**AIM OF THE EXERCISE**
Every line that holds the string "this" is to be identified and copied.

**INPUT RECORDS**
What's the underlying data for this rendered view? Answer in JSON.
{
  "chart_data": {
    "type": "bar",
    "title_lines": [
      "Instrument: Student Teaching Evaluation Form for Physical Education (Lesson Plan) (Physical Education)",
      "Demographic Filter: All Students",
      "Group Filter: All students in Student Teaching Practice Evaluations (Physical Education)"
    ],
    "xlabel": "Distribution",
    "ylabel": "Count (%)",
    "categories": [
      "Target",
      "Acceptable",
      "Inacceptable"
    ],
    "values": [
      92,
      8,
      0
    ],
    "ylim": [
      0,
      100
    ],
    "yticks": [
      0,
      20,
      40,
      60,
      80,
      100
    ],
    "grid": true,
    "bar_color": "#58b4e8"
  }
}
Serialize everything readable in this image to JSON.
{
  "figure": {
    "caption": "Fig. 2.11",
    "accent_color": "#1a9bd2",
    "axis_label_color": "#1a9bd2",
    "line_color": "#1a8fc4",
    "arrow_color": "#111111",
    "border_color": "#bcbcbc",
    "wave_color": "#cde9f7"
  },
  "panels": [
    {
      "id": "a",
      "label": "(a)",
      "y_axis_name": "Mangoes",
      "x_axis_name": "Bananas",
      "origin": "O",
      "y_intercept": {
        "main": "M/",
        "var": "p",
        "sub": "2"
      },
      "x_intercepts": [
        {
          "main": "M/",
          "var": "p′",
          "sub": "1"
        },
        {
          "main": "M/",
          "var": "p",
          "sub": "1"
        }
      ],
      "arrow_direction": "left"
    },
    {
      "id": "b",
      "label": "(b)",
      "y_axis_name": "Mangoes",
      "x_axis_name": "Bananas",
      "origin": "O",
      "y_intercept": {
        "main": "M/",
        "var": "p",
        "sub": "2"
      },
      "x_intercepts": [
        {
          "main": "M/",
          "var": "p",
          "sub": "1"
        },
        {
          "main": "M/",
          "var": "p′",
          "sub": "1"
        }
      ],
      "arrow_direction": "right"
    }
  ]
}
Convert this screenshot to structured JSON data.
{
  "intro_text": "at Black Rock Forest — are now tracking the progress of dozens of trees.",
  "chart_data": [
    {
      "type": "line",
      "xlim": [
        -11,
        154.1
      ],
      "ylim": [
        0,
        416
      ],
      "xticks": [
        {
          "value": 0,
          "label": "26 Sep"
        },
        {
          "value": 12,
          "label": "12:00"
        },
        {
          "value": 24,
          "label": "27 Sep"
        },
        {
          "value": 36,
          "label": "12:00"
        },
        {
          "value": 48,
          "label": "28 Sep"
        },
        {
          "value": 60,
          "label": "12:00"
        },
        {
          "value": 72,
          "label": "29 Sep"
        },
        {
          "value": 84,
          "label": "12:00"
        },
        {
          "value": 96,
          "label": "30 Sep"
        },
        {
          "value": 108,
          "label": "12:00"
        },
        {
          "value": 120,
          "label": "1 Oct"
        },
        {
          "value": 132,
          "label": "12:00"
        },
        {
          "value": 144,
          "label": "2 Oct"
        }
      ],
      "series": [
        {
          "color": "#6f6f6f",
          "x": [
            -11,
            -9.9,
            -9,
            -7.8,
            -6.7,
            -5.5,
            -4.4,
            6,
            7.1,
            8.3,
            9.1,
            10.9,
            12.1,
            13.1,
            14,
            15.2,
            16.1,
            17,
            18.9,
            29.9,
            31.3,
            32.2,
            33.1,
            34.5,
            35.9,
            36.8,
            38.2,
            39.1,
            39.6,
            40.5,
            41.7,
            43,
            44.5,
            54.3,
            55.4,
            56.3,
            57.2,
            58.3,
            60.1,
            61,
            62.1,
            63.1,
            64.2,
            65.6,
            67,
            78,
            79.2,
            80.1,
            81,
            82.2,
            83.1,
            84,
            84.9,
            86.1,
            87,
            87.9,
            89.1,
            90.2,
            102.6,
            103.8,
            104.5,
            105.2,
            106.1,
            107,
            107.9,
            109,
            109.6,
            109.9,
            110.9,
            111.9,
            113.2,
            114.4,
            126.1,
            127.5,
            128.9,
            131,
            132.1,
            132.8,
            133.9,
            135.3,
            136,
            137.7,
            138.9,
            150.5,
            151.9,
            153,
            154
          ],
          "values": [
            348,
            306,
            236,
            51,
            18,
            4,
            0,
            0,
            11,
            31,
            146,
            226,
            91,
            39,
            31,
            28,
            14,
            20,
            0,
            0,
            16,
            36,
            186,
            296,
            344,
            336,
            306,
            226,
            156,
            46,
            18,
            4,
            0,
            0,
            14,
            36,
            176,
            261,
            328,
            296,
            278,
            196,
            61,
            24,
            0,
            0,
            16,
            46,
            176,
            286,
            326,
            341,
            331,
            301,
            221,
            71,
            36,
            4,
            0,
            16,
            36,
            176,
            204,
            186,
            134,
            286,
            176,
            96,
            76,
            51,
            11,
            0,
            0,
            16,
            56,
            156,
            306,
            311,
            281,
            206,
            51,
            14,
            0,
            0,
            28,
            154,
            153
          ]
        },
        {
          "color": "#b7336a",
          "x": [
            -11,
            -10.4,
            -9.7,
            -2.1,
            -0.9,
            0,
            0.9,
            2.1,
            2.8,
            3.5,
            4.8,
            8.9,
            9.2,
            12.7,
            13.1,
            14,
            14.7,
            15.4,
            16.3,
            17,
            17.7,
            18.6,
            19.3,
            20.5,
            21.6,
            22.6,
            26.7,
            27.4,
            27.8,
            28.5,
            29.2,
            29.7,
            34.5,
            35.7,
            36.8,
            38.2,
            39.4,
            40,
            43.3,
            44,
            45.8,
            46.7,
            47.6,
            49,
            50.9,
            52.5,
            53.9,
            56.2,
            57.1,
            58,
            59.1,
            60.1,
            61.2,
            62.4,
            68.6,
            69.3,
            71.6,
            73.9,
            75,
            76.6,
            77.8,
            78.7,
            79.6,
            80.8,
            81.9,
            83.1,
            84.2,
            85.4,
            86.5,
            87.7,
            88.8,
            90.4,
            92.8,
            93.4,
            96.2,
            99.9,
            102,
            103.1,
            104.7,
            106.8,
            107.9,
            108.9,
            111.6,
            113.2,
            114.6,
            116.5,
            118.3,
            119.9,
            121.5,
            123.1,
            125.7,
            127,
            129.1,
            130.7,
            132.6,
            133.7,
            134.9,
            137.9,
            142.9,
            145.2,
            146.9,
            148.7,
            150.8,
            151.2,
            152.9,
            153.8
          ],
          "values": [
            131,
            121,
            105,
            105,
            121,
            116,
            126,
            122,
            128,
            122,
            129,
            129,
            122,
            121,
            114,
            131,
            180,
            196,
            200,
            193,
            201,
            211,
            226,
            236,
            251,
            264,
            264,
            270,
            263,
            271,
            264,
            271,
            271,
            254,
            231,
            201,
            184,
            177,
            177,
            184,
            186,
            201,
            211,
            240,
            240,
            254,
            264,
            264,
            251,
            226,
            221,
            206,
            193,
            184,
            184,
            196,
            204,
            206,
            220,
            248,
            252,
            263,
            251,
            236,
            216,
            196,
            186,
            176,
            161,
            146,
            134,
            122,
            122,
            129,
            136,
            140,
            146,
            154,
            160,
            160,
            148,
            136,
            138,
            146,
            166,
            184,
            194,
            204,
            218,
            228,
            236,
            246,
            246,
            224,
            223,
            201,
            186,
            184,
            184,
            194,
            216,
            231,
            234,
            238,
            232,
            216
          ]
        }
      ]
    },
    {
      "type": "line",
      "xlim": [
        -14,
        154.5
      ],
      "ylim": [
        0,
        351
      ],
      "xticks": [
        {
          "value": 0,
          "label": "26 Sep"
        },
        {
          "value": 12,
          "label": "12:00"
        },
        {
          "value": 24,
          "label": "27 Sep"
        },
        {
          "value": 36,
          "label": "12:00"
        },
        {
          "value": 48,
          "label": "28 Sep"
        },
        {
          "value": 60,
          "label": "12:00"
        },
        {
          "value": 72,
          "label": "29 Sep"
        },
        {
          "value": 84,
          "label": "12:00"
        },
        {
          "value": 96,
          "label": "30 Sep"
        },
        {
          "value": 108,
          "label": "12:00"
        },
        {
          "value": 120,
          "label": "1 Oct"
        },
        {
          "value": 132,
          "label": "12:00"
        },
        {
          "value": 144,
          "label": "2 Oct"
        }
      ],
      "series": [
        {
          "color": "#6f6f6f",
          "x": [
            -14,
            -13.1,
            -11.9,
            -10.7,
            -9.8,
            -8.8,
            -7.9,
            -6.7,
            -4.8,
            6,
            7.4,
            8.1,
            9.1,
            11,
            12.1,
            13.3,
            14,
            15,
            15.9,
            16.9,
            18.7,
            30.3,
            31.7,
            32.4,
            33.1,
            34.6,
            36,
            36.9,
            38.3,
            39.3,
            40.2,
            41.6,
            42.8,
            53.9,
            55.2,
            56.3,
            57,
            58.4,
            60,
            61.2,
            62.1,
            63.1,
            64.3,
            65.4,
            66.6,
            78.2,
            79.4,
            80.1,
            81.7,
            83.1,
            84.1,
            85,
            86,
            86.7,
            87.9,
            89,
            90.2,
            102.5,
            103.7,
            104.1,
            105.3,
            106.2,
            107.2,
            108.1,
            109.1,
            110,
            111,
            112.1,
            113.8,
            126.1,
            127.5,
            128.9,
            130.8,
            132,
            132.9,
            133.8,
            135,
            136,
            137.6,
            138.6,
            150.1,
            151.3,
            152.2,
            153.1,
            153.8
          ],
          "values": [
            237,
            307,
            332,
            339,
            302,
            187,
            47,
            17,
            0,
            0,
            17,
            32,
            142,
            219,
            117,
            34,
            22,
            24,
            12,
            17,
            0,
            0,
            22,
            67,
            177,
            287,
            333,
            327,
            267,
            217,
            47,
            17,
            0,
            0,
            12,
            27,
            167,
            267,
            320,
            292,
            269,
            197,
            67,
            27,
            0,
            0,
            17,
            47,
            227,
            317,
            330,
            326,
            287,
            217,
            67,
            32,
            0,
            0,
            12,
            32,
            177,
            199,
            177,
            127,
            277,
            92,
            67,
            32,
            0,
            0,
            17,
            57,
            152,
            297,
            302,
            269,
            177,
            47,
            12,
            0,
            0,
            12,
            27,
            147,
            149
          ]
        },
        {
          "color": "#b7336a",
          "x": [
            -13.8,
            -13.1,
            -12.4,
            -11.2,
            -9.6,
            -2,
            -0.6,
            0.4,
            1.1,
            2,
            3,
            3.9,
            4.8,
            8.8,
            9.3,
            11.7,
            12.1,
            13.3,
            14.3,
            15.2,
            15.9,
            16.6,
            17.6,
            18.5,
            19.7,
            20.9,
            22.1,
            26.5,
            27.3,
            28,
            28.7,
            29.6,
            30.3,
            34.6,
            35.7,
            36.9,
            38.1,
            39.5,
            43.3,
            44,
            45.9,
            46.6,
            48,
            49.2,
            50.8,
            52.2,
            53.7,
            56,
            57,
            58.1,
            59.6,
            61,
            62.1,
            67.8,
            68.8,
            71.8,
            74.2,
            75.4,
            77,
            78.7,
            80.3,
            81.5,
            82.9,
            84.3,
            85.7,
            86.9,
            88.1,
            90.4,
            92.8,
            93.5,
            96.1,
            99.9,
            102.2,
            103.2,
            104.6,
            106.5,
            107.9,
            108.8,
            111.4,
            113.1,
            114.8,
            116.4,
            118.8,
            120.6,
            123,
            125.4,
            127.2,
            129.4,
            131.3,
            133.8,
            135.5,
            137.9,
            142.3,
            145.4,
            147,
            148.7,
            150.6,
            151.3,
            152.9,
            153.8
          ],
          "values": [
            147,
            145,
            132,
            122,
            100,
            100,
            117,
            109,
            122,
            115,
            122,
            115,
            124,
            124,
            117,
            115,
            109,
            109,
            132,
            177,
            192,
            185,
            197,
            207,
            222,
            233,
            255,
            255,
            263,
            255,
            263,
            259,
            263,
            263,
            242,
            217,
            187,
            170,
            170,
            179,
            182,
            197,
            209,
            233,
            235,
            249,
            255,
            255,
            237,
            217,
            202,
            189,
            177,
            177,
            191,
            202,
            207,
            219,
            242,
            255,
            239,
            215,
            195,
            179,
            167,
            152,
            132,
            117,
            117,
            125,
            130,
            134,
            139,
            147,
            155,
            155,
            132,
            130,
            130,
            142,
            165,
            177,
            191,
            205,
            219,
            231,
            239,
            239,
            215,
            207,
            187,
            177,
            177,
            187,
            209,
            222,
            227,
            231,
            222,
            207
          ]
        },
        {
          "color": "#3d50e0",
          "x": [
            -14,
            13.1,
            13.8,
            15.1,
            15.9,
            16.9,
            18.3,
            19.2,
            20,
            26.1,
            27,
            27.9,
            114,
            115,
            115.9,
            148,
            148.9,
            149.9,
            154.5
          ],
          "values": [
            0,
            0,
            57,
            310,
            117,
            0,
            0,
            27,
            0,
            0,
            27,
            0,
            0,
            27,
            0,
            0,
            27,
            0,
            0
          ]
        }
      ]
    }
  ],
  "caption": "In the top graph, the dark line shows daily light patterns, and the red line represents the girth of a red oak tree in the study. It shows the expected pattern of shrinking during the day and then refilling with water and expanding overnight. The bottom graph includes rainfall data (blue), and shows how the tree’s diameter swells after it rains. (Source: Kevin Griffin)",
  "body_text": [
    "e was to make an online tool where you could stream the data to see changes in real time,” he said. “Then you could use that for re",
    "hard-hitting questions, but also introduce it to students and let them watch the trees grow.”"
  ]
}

**TASK RESULT**
What's the underlying data for this rendered view? Answer in JSON.
Serialize everything readable in this image to JSON.
Convert this screenshot to structured JSON data.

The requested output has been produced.